>> start EXERCISE INPUTS

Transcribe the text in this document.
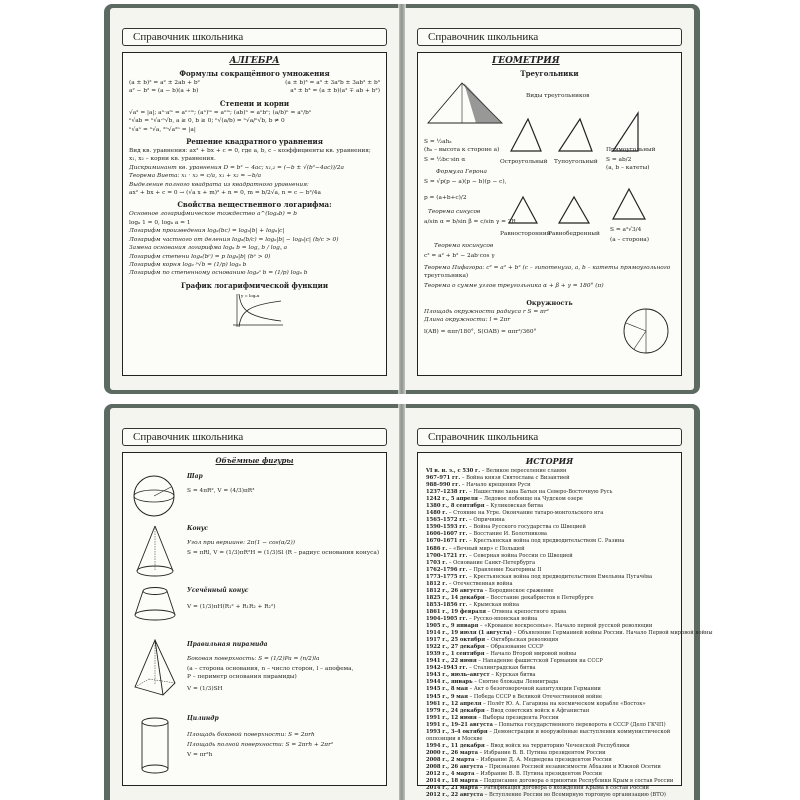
Справочник школьника
АЛГЕБРА
Формулы сокращённого умножения
(a ± b)² = a² ± 2ab + b²	(a ± b)³ = a³ ± 3a²b ± 3ab² ± b³
a² − b² = (a − b)(a + b)	a³ ± b³ = (a ± b)(a² ∓ ab + b²)
Степени и корни
√a² = |a|; aⁿ·aᵐ = aⁿ⁺ᵐ; (aⁿ)ᵐ = aⁿᵐ; (ab)ⁿ = aⁿbⁿ; (a/b)ⁿ = aⁿ/bⁿ
ⁿ√ab = ⁿ√a·ⁿ√b, a ≥ 0, b ≥ 0; ⁿ√(a/b) = ⁿ√a/ⁿ√b, b ≠ 0
ⁿ√aⁿ = ⁿ√a, ²ⁿ√a²ⁿ = |a|
Решение квадратного уравнения
Вид кв. уравнения: ax² + bx + c = 0, где a, b, c – коэффициенты кв. уравнения;
x₁, x₂ – корни кв. уравнения.
Дискриминант кв. уравнения D = b² − 4ac; x₁,₂ = (−b ± √(b²−4ac))/2a
Теорема Виета: x₁ · x₂ = c/a, x₁ + x₂ = −b/a
Выделение полного квадрата из квадратного уравнения:
ax² + bx + c = 0 → (√a x + m)² + n = 0, m = b/2√a, n = c − b²/4a
Свойства вещественного логарифма:
Основное логарифмическое тождество a^(logₐb) = b
logₐ 1 = 0, logₐ a = 1
Логарифм произведения logₐ(bc) = logₐ|b| + logₐ|c|
Логарифм частного от деления logₐ(b/c) = logₐ|b| − logₐ|c| (b/c > 0)
Замена основания логарифма logₐ b = log꜀ b / log꜀ a
Логарифм степени logₐ(bᵖ) = p logₐ|b| (bᵖ > 0)
Логарифм корня logₐ ᵖ√b = (1/p) logₐ b
Логарифм по степенному основанию logₐᵖ b = (1/p) logₐ b
График логарифмической функции
y = logₐx
Справочник школьника
ГЕОМЕТРИЯ
Треугольники
Виды треугольников
S = ½ahₐ
(hₐ – высота к стороне a)
S = ½bc·sin α	Остроугольный Тупоугольный
Прямоугольный
S = ab/2
(a, b – катеты)
Формула Герона
S = √p(p − a)(p − b)(p − c),
p = (a+b+c)/2
Равносторонний
Равнобедренный
S = a²√3/4
(a – сторона)
Теорема синусов
a/sin α = b/sin β = c/sin γ = 2R
Теорема косинусов
c² = a² + b² − 2ab·cos γ
Теорема Пифагора: c² = a² + b² (c – гипотенуза, a, b – катеты прямоугольного
треугольника)
Теорема о сумме углов треугольника α + β + γ = 180° (π)
Окружность
Площадь окружности радиуса r S = πr²
Длина окружности: l = 2πr
l(AB) = απr/180°, S(OAB) = απr²/360°
Справочник школьника
Объёмные фигуры
Шар
S = 4πR², V = (4/3)πR³
Конус
Угол при вершине: 2π(1 − cos(α/2))
S = πRl, V = (1/3)πR²H = (1/3)Sl (R – радиус основания конуса)
Усечённый конус
V = (1/3)πH(R₁² + R₁R₂ + R₂²)
Правильная пирамида
Боковая поверхность: S = (1/2)Pa = (n/2)la
(a – сторона основания, n – число сторон, l – апофема,
P – периметр основания пирамиды)
V = (1/3)SH
Цилиндр
Площадь боковой поверхности: S = 2πrh
Площадь полной поверхности: S = 2πrh + 2πr²
V = πr²h
Справочник школьника
ИСТОРИЯ
VI в. н. э., с 530 г. – Великое переселение славян
967–971 гг. – Война князя Святослава с Византией
988–990 гг. – Начало крещения Руси
1237–1238 гг. – Нашествие хана Батыя на Северо-Восточную Русь
1242 г., 5 апреля – Ледовое побоище на Чудском озере
1380 г., 8 сентября – Куликовская битва
1480 г. – Стояние на Угре. Окончание татаро-монгольского ига
1565–1572 гг. – Опричнина
1590–1593 гг. – Война Русского государства со Швецией
1606–1607 гг. – Восстание И. Болотникова
1670–1671 гг. – Крестьянская война под предводительством С. Разина
1686 г. – «Вечный мир» с Польшей
1700–1721 гг. – Северная война России со Швецией
1703 г. – Основание Санкт-Петербурга
1762–1796 гг. – Правление Екатерины II
1773–1775 гг. – Крестьянская война под предводительством Емельяна Пугачёва
1812 г. – Отечественная война
1812 г., 26 августа – Бородинское сражение
1825 г., 14 декабря – Восстание декабристов в Петербурге
1853–1856 гг. – Крымская война
1861 г., 19 февраля – Отмена крепостного права
1904–1905 гг. – Русско-японская война
1905 г., 9 января – «Кровавое воскресенье». Начало первой русской революции
1914 г., 19 июля (1 августа) – Объявление Германией войны России. Начало Первой мировой войны
1917 г., 25 октября – Октябрьская революция
1922 г., 27 декабря – Образование СССР
1939 г., 1 сентября – Начало Второй мировой войны
1941 г., 22 июня – Нападение фашистской Германии на СССР
1942–1943 гг. – Сталинградская битва
1943 г., июль–август – Курская битва
1944 г., январь – Снятие блокады Ленинграда
1945 г., 8 мая – Акт о безоговорочной капитуляции Германии
1945 г., 9 мая – Победа СССР в Великой Отечественной войне
1961 г., 12 апреля – Полёт Ю. А. Гагарина на космическом корабле «Восток»
1979 г., 24 декабря – Ввод советских войск в Афганистан
1991 г., 12 июня – Выборы президента России
1991 г., 19–21 августа – Попытка государственного переворота в СССР (Дело ГКЧП)
1993 г., 3–4 октября – Демонстрации и вооружённые выступления коммунистической
оппозиции в Москве
1994 г., 11 декабря – Ввод войск на территорию Чеченской Республики
2000 г., 26 марта – Избрание В. В. Путина президентом России
2008 г., 2 марта – Избрание Д. А. Медведева президентом России
2008 г., 26 августа – Признание Россией независимости Абхазии и Южной Осетии
2012 г., 4 марта – Избрание В. В. Путина президентом России
2014 г., 18 марта – Подписание договора о принятии Республики Крым в состав России
2014 г., 21 марта – Ратификация договора о вхождении Крыма в состав России
2012 г., 22 августа – Вступление России во Всемирную торговую организацию (ВТО)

>> end EXERCISE INPUTS

> [DESCRIPTION OF THE TASK]:
Retype each entry precisely. Skip images entirely.

> [TASK RESULT]:
Transcribe the text in this document.
Справочник школьника
АЛГЕБРА
Формулы сокращённого умножения
(a ± b)² = a² ± 2ab + b²	(a ± b)³ = a³ ± 3a²b ± 3ab² ± b³
a² − b² = (a − b)(a + b)	a³ ± b³ = (a ± b)(a² ∓ ab + b²)
Степени и корни
√a² = |a|; aⁿ·aᵐ = aⁿ⁺ᵐ; (aⁿ)ᵐ = aⁿᵐ; (ab)ⁿ = aⁿbⁿ; (a/b)ⁿ = aⁿ/bⁿ
ⁿ√ab = ⁿ√a·ⁿ√b, a ≥ 0, b ≥ 0; ⁿ√(a/b) = ⁿ√a/ⁿ√b, b ≠ 0
ⁿ√aⁿ = ⁿ√a, ²ⁿ√a²ⁿ = |a|
Решение квадратного уравнения
Вид кв. уравнения: ax² + bx + c = 0, где a, b, c – коэффициенты кв. уравнения;
x₁, x₂ – корни кв. уравнения.
Дискриминант кв. уравнения D = b² − 4ac; x₁,₂ = (−b ± √(b²−4ac))/2a
Теорема Виета: x₁ · x₂ = c/a, x₁ + x₂ = −b/a
Выделение полного квадрата из квадратного уравнения:
ax² + bx + c = 0 → (√a x + m)² + n = 0, m = b/2√a, n = c − b²/4a
Свойства вещественного логарифма:
Основное логарифмическое тождество a^(logₐb) = b
logₐ 1 = 0, logₐ a = 1
Логарифм произведения logₐ(bc) = logₐ|b| + logₐ|c|
Логарифм частного от деления logₐ(b/c) = logₐ|b| − logₐ|c| (b/c > 0)
Замена основания логарифма logₐ b = log꜀ b / log꜀ a
Логарифм степени logₐ(bᵖ) = p logₐ|b| (bᵖ > 0)
Логарифм корня logₐ ᵖ√b = (1/p) logₐ b
Логарифм по степенному основанию logₐᵖ b = (1/p) logₐ b
График логарифмической функции
y = logₐx
Справочник школьника
ГЕОМЕТРИЯ
Треугольники
Виды треугольников
S = ½ahₐ
(hₐ – высота к стороне a)
S = ½bc·sin α	Остроугольный Тупоугольный
Прямоугольный
S = ab/2
(a, b – катеты)
Формула Герона
S = √p(p − a)(p − b)(p − c),
p = (a+b+c)/2
Равносторонний
Равнобедренный
S = a²√3/4
(a – сторона)
Теорема синусов
a/sin α = b/sin β = c/sin γ = 2R
Теорема косинусов
c² = a² + b² − 2ab·cos γ
Теорема Пифагора: c² = a² + b² (c – гипотенуза, a, b – катеты прямоугольного
треугольника)
Теорема о сумме углов треугольника α + β + γ = 180° (π)
Окружность
Площадь окружности радиуса r S = πr²
Длина окружности: l = 2πr
l(AB) = απr/180°, S(OAB) = απr²/360°
Справочник школьника
Объёмные фигуры
Шар
S = 4πR², V = (4/3)πR³
Конус
Угол при вершине: 2π(1 − cos(α/2))
S = πRl, V = (1/3)πR²H = (1/3)Sl (R – радиус основания конуса)
Усечённый конус
V = (1/3)πH(R₁² + R₁R₂ + R₂²)
Правильная пирамида
Боковая поверхность: S = (1/2)Pa = (n/2)la
(a – сторона основания, n – число сторон, l – апофема,
P – периметр основания пирамиды)
V = (1/3)SH
Цилиндр
Площадь боковой поверхности: S = 2πrh
Площадь полной поверхности: S = 2πrh + 2πr²
V = πr²h
Справочник школьника
ИСТОРИЯ
VI в. н. э., с 530 г. – Великое переселение славян
967–971 гг. – Война князя Святослава с Византией
988–990 гг. – Начало крещения Руси
1237–1238 гг. – Нашествие хана Батыя на Северо-Восточную Русь
1242 г., 5 апреля – Ледовое побоище на Чудском озере
1380 г., 8 сентября – Куликовская битва
1480 г. – Стояние на Угре. Окончание татаро-монгольского ига
1565–1572 гг. – Опричнина
1590–1593 гг. – Война Русского государства со Швецией
1606–1607 гг. – Восстание И. Болотникова
1670–1671 гг. – Крестьянская война под предводительством С. Разина
1686 г. – «Вечный мир» с Польшей
1700–1721 гг. – Северная война России со Швецией
1703 г. – Основание Санкт-Петербурга
1762–1796 гг. – Правление Екатерины II
1773–1775 гг. – Крестьянская война под предводительством Емельяна Пугачёва
1812 г. – Отечественная война
1812 г., 26 августа – Бородинское сражение
1825 г., 14 декабря – Восстание декабристов в Петербурге
1853–1856 гг. – Крымская война
1861 г., 19 февраля – Отмена крепостного права
1904–1905 гг. – Русско-японская война
1905 г., 9 января – «Кровавое воскресенье». Начало первой русской революции
1914 г., 19 июля (1 августа) – Объявление Германией войны России. Начало Первой мировой войны
1917 г., 25 октября – Октябрьская революция
1922 г., 27 декабря – Образование СССР
1939 г., 1 сентября – Начало Второй мировой войны
1941 г., 22 июня – Нападение фашистской Германии на СССР
1942–1943 гг. – Сталинградская битва
1943 г., июль–август – Курская битва
1944 г., январь – Снятие блокады Ленинграда
1945 г., 8 мая – Акт о безоговорочной капитуляции Германии
1945 г., 9 мая – Победа СССР в Великой Отечественной войне
1961 г., 12 апреля – Полёт Ю. А. Гагарина на космическом корабле «Восток»
1979 г., 24 декабря – Ввод советских войск в Афганистан
1991 г., 12 июня – Выборы президента России
1991 г., 19–21 августа – Попытка государственного переворота в СССР (Дело ГКЧП)
1993 г., 3–4 октября – Демонстрации и вооружённые выступления коммунистической
оппозиции в Москве
1994 г., 11 декабря – Ввод войск на территорию Чеченской Республики
2000 г., 26 марта – Избрание В. В. Путина президентом России
2008 г., 2 марта – Избрание Д. А. Медведева президентом России
2008 г., 26 августа – Признание Россией независимости Абхазии и Южной Осетии
2012 г., 4 марта – Избрание В. В. Путина президентом России
2014 г., 18 марта – Подписание договора о принятии Республики Крым в состав России
2014 г., 21 марта – Ратификация договора о вхождении Крыма в состав России
2012 г., 22 августа – Вступление России во Всемирную торговую организацию (ВТО)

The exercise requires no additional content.